### Material ###
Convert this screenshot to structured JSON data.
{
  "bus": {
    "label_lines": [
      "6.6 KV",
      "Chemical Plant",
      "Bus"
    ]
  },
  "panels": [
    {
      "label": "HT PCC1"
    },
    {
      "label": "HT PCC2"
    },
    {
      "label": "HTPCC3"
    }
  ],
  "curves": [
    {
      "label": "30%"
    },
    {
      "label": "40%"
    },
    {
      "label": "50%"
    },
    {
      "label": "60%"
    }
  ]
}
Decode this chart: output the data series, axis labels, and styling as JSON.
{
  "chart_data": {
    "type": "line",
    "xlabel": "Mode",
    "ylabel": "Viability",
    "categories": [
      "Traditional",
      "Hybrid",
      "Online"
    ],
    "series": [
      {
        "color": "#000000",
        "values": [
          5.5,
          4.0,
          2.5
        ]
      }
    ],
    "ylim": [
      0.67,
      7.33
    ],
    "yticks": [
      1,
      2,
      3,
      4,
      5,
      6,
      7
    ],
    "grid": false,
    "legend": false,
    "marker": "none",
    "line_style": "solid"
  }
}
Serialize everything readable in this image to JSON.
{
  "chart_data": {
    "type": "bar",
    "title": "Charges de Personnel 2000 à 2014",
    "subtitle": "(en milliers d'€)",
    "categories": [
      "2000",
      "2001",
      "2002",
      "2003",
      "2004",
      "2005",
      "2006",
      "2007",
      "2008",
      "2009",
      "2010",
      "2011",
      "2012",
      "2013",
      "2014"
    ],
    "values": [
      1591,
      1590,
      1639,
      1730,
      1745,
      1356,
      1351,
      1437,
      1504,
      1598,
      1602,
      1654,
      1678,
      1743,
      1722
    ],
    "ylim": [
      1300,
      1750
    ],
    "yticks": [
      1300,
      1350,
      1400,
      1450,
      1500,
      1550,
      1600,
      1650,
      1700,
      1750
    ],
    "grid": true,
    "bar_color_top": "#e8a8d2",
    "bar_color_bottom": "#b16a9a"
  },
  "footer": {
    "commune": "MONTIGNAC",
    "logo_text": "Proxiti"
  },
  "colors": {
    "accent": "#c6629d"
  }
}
###
## Given problem
Say how many lines in the entries contain the string "series", and leave out everything else.

## Expected answer
2